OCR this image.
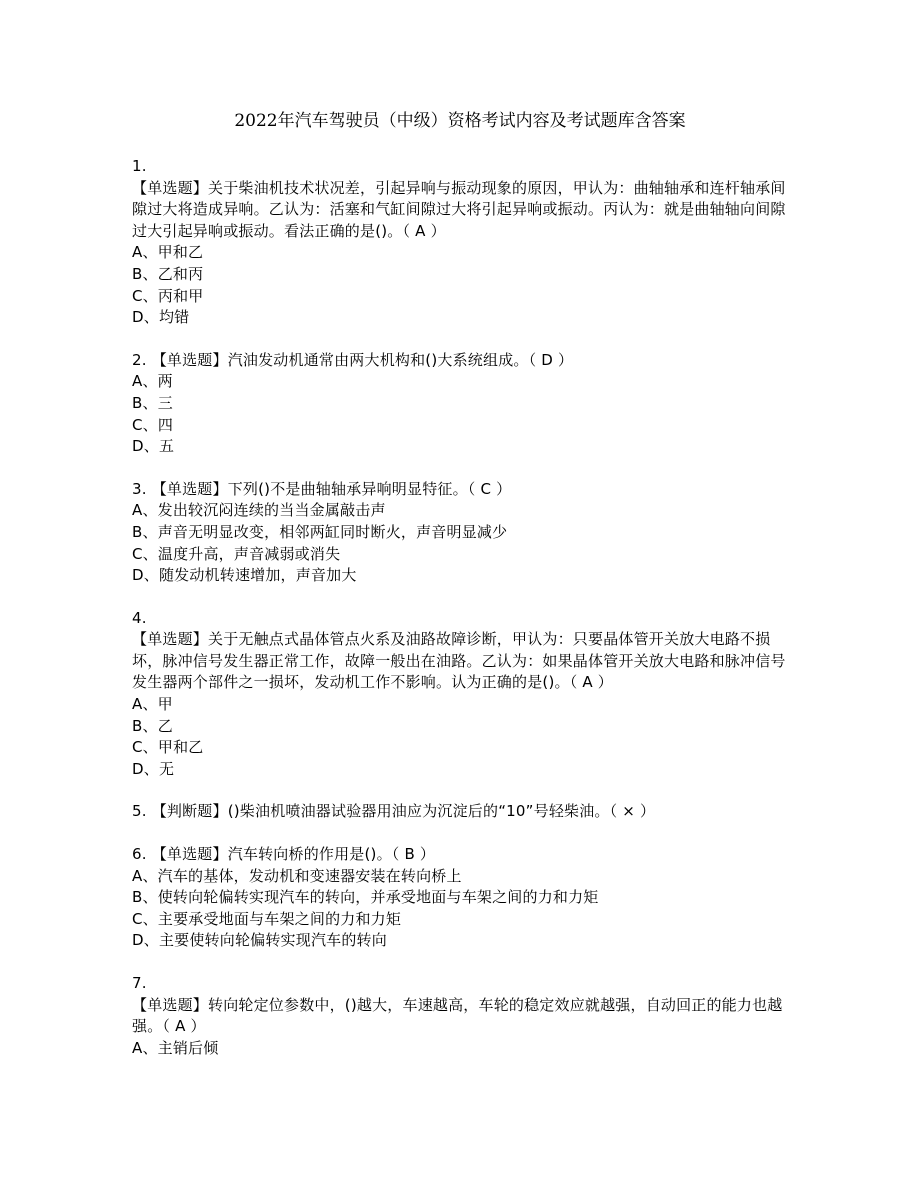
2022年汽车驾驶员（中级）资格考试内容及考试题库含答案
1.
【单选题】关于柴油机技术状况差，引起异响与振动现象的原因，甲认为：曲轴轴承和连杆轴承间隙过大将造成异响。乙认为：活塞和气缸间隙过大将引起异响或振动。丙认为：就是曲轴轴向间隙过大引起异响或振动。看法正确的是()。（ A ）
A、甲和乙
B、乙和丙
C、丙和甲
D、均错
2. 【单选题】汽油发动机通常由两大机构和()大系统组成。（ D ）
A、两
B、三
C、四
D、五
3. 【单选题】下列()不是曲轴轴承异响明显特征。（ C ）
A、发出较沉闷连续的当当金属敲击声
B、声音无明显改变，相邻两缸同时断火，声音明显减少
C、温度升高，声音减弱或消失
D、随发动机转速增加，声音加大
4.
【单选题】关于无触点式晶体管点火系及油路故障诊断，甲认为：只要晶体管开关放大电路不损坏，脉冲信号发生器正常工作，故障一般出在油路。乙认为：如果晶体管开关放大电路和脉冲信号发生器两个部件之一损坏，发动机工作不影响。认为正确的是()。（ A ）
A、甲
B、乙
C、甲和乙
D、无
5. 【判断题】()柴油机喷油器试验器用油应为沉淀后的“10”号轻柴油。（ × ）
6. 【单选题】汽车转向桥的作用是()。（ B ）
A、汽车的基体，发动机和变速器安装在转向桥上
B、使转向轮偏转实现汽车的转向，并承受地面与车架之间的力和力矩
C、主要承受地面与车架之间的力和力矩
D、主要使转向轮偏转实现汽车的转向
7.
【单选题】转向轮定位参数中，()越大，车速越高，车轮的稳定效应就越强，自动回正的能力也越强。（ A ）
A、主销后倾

# Required work:
Leave the pictures out and output the rest of the listing exactly.

# The reply:
OCR this image.
2022年汽车驾驶员（中级）资格考试内容及考试题库含答案
1.
【单选题】关于柴油机技术状况差，引起异响与振动现象的原因，甲认为：曲轴轴承和连杆轴承间隙过大将造成异响。乙认为：活塞和气缸间隙过大将引起异响或振动。丙认为：就是曲轴轴向间隙过大引起异响或振动。看法正确的是()。（ A ）
A、甲和乙
B、乙和丙
C、丙和甲
D、均错
2. 【单选题】汽油发动机通常由两大机构和()大系统组成。（ D ）
A、两
B、三
C、四
D、五
3. 【单选题】下列()不是曲轴轴承异响明显特征。（ C ）
A、发出较沉闷连续的当当金属敲击声
B、声音无明显改变，相邻两缸同时断火，声音明显减少
C、温度升高，声音减弱或消失
D、随发动机转速增加，声音加大
4.
【单选题】关于无触点式晶体管点火系及油路故障诊断，甲认为：只要晶体管开关放大电路不损坏，脉冲信号发生器正常工作，故障一般出在油路。乙认为：如果晶体管开关放大电路和脉冲信号发生器两个部件之一损坏，发动机工作不影响。认为正确的是()。（ A ）
A、甲
B、乙
C、甲和乙
D、无
5. 【判断题】()柴油机喷油器试验器用油应为沉淀后的“10”号轻柴油。（ × ）
6. 【单选题】汽车转向桥的作用是()。（ B ）
A、汽车的基体，发动机和变速器安装在转向桥上
B、使转向轮偏转实现汽车的转向，并承受地面与车架之间的力和力矩
C、主要承受地面与车架之间的力和力矩
D、主要使转向轮偏转实现汽车的转向
7.
【单选题】转向轮定位参数中，()越大，车速越高，车轮的稳定效应就越强，自动回正的能力也越强。（ A ）
A、主销后倾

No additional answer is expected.